** start Items **

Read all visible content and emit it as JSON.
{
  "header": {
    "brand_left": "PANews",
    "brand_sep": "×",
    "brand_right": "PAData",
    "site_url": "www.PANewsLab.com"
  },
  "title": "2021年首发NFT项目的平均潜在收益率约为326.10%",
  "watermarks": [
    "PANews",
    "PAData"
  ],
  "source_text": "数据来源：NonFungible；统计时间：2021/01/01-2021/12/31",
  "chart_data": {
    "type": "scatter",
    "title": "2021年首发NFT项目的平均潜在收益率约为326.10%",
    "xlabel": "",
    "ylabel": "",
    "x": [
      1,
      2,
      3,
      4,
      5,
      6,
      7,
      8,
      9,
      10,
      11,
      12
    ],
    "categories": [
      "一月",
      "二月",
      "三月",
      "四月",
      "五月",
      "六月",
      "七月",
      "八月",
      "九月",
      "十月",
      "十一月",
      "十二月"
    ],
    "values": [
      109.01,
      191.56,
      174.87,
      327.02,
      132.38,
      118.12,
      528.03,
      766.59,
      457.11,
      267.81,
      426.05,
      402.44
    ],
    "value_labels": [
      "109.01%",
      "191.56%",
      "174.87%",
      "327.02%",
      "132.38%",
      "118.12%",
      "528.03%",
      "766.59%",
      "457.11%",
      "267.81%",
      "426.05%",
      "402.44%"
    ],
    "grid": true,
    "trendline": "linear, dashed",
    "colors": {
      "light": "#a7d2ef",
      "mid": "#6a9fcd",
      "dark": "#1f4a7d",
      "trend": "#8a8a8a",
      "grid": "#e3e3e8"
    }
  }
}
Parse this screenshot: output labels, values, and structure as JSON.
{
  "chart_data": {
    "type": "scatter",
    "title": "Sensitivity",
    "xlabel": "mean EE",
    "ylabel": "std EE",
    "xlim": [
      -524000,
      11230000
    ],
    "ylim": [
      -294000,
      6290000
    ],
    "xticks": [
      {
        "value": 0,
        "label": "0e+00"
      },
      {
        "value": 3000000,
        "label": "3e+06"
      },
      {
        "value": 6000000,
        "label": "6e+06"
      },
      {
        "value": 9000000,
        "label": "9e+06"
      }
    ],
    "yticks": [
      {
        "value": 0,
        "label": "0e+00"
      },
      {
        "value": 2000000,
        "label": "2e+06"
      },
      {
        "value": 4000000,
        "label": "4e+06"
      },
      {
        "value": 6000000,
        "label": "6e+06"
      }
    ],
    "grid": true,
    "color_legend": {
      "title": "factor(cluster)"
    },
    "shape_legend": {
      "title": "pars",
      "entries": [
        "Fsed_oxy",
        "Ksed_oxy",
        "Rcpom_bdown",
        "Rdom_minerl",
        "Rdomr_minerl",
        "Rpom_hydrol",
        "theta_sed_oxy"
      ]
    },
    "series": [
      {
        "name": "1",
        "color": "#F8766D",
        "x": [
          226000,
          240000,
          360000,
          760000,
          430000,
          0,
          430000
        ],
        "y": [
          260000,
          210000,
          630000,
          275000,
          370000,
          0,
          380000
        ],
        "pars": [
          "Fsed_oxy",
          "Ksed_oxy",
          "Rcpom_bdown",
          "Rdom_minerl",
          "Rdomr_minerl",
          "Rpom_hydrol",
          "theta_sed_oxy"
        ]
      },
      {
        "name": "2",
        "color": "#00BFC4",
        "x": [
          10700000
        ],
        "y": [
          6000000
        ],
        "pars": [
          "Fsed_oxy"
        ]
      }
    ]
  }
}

** end Items **

Print out every entry, keeping each one exact.

Read all visible content and emit it as JSON.
{
  "header": {
    "brand_left": "PANews",
    "brand_sep": "×",
    "brand_right": "PAData",
    "site_url": "www.PANewsLab.com"
  },
  "title": "2021年首发NFT项目的平均潜在收益率约为326.10%",
  "watermarks": [
    "PANews",
    "PAData"
  ],
  "source_text": "数据来源：NonFungible；统计时间：2021/01/01-2021/12/31",
  "chart_data": {
    "type": "scatter",
    "title": "2021年首发NFT项目的平均潜在收益率约为326.10%",
    "xlabel": "",
    "ylabel": "",
    "x": [
      1,
      2,
      3,
      4,
      5,
      6,
      7,
      8,
      9,
      10,
      11,
      12
    ],
    "categories": [
      "一月",
      "二月",
      "三月",
      "四月",
      "五月",
      "六月",
      "七月",
      "八月",
      "九月",
      "十月",
      "十一月",
      "十二月"
    ],
    "values": [
      109.01,
      191.56,
      174.87,
      327.02,
      132.38,
      118.12,
      528.03,
      766.59,
      457.11,
      267.81,
      426.05,
      402.44
    ],
    "value_labels": [
      "109.01%",
      "191.56%",
      "174.87%",
      "327.02%",
      "132.38%",
      "118.12%",
      "528.03%",
      "766.59%",
      "457.11%",
      "267.81%",
      "426.05%",
      "402.44%"
    ],
    "grid": true,
    "trendline": "linear, dashed",
    "colors": {
      "light": "#a7d2ef",
      "mid": "#6a9fcd",
      "dark": "#1f4a7d",
      "trend": "#8a8a8a",
      "grid": "#e3e3e8"
    }
  }
}
Parse this screenshot: output labels, values, and structure as JSON.
{
  "chart_data": {
    "type": "scatter",
    "title": "Sensitivity",
    "xlabel": "mean EE",
    "ylabel": "std EE",
    "xlim": [
      -524000,
      11230000
    ],
    "ylim": [
      -294000,
      6290000
    ],
    "xticks": [
      {
        "value": 0,
        "label": "0e+00"
      },
      {
        "value": 3000000,
        "label": "3e+06"
      },
      {
        "value": 6000000,
        "label": "6e+06"
      },
      {
        "value": 9000000,
        "label": "9e+06"
      }
    ],
    "yticks": [
      {
        "value": 0,
        "label": "0e+00"
      },
      {
        "value": 2000000,
        "label": "2e+06"
      },
      {
        "value": 4000000,
        "label": "4e+06"
      },
      {
        "value": 6000000,
        "label": "6e+06"
      }
    ],
    "grid": true,
    "color_legend": {
      "title": "factor(cluster)"
    },
    "shape_legend": {
      "title": "pars",
      "entries": [
        "Fsed_oxy",
        "Ksed_oxy",
        "Rcpom_bdown",
        "Rdom_minerl",
        "Rdomr_minerl",
        "Rpom_hydrol",
        "theta_sed_oxy"
      ]
    },
    "series": [
      {
        "name": "1",
        "color": "#F8766D",
        "x": [
          226000,
          240000,
          360000,
          760000,
          430000,
          0,
          430000
        ],
        "y": [
          260000,
          210000,
          630000,
          275000,
          370000,
          0,
          380000
        ],
        "pars": [
          "Fsed_oxy",
          "Ksed_oxy",
          "Rcpom_bdown",
          "Rdom_minerl",
          "Rdomr_minerl",
          "Rpom_hydrol",
          "theta_sed_oxy"
        ]
      },
      {
        "name": "2",
        "color": "#00BFC4",
        "x": [
          10700000
        ],
        "y": [
          6000000
        ],
        "pars": [
          "Fsed_oxy"
        ]
      }
    ]
  }
}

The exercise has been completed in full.